*** EXERCISE MATERIALS ***

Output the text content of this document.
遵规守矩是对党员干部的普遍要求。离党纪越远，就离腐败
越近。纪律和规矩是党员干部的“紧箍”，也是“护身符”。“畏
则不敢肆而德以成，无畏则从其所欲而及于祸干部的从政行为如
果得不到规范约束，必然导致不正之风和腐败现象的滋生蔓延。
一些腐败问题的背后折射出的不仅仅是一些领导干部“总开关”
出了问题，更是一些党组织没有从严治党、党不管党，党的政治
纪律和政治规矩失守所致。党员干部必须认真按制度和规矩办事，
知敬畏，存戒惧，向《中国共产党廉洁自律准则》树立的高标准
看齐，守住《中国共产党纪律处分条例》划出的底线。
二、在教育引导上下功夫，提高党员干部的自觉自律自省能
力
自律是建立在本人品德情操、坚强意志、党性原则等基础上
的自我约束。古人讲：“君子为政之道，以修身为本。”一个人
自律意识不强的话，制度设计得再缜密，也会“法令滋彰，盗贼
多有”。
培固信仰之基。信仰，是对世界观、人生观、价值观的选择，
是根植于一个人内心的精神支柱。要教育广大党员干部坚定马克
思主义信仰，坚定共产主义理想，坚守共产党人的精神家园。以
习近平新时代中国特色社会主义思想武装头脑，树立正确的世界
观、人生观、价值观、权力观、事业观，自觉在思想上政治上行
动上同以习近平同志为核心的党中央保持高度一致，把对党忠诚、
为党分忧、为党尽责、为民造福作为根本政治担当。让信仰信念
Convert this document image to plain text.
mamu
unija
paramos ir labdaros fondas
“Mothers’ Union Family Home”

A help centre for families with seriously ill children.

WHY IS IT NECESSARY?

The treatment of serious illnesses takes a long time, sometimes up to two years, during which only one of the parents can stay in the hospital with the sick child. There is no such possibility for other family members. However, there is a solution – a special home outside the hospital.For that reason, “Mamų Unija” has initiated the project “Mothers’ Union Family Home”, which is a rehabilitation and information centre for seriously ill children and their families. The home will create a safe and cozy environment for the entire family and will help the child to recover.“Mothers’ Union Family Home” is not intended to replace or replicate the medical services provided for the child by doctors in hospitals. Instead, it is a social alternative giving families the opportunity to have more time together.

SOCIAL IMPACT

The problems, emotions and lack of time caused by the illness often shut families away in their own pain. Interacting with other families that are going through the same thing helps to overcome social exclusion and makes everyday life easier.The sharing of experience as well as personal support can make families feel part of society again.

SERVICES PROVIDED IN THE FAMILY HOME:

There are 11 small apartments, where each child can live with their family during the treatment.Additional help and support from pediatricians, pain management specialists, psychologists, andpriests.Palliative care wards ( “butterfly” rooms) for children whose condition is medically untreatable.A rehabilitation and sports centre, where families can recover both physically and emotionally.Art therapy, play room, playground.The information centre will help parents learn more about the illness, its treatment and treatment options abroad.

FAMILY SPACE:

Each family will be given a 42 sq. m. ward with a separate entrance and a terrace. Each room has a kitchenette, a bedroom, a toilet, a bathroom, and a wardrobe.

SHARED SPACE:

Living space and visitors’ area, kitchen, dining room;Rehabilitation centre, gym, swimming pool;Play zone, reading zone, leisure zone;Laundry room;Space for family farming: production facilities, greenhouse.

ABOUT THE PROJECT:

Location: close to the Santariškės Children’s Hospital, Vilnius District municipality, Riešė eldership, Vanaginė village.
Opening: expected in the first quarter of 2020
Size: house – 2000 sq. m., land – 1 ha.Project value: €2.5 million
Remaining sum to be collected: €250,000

***

Write out every entry word for word.

RESPONSE TO THE TASK »
Output the text content of this document.
遵规守矩是对党员干部的普遍要求。离党纪越远，就离腐败
越近。纪律和规矩是党员干部的“紧箍”，也是“护身符”。“畏
则不敢肆而德以成，无畏则从其所欲而及于祸干部的从政行为如
果得不到规范约束，必然导致不正之风和腐败现象的滋生蔓延。
一些腐败问题的背后折射出的不仅仅是一些领导干部“总开关”
出了问题，更是一些党组织没有从严治党、党不管党，党的政治
纪律和政治规矩失守所致。党员干部必须认真按制度和规矩办事，
知敬畏，存戒惧，向《中国共产党廉洁自律准则》树立的高标准
看齐，守住《中国共产党纪律处分条例》划出的底线。
二、在教育引导上下功夫，提高党员干部的自觉自律自省能
力
自律是建立在本人品德情操、坚强意志、党性原则等基础上
的自我约束。古人讲：“君子为政之道，以修身为本。”一个人
自律意识不强的话，制度设计得再缜密，也会“法令滋彰，盗贼
多有”。
培固信仰之基。信仰，是对世界观、人生观、价值观的选择，
是根植于一个人内心的精神支柱。要教育广大党员干部坚定马克
思主义信仰，坚定共产主义理想，坚守共产党人的精神家园。以
习近平新时代中国特色社会主义思想武装头脑，树立正确的世界
观、人生观、价值观、权力观、事业观，自觉在思想上政治上行
动上同以习近平同志为核心的党中央保持高度一致，把对党忠诚、
为党分忧、为党尽责、为民造福作为根本政治担当。让信仰信念
Convert this document image to plain text.
mamu
unija
paramos ir labdaros fondas
“Mothers’ Union Family Home”

A help centre for families with seriously ill children.

WHY IS IT NECESSARY?

The treatment of serious illnesses takes a long time, sometimes up to two years, during which only one of the parents can stay in the hospital with the sick child. There is no such possibility for other family members. However, there is a solution – a special home outside the hospital.For that reason, “Mamų Unija” has initiated the project “Mothers’ Union Family Home”, which is a rehabilitation and information centre for seriously ill children and their families. The home will create a safe and cozy environment for the entire family and will help the child to recover.“Mothers’ Union Family Home” is not intended to replace or replicate the medical services provided for the child by doctors in hospitals. Instead, it is a social alternative giving families the opportunity to have more time together.

SOCIAL IMPACT

The problems, emotions and lack of time caused by the illness often shut families away in their own pain. Interacting with other families that are going through the same thing helps to overcome social exclusion and makes everyday life easier.The sharing of experience as well as personal support can make families feel part of society again.

SERVICES PROVIDED IN THE FAMILY HOME:

There are 11 small apartments, where each child can live with their family during the treatment.Additional help and support from pediatricians, pain management specialists, psychologists, andpriests.Palliative care wards ( “butterfly” rooms) for children whose condition is medically untreatable.A rehabilitation and sports centre, where families can recover both physically and emotionally.Art therapy, play room, playground.The information centre will help parents learn more about the illness, its treatment and treatment options abroad.

FAMILY SPACE:

Each family will be given a 42 sq. m. ward with a separate entrance and a terrace. Each room has a kitchenette, a bedroom, a toilet, a bathroom, and a wardrobe.

SHARED SPACE:

Living space and visitors’ area, kitchen, dining room;Rehabilitation centre, gym, swimming pool;Play zone, reading zone, leisure zone;Laundry room;Space for family farming: production facilities, greenhouse.

ABOUT THE PROJECT:

Location: close to the Santariškės Children’s Hospital, Vilnius District municipality, Riešė eldership, Vanaginė village.
Opening: expected in the first quarter of 2020
Size: house – 2000 sq. m., land – 1 ha.Project value: €2.5 million
Remaining sum to be collected: €250,000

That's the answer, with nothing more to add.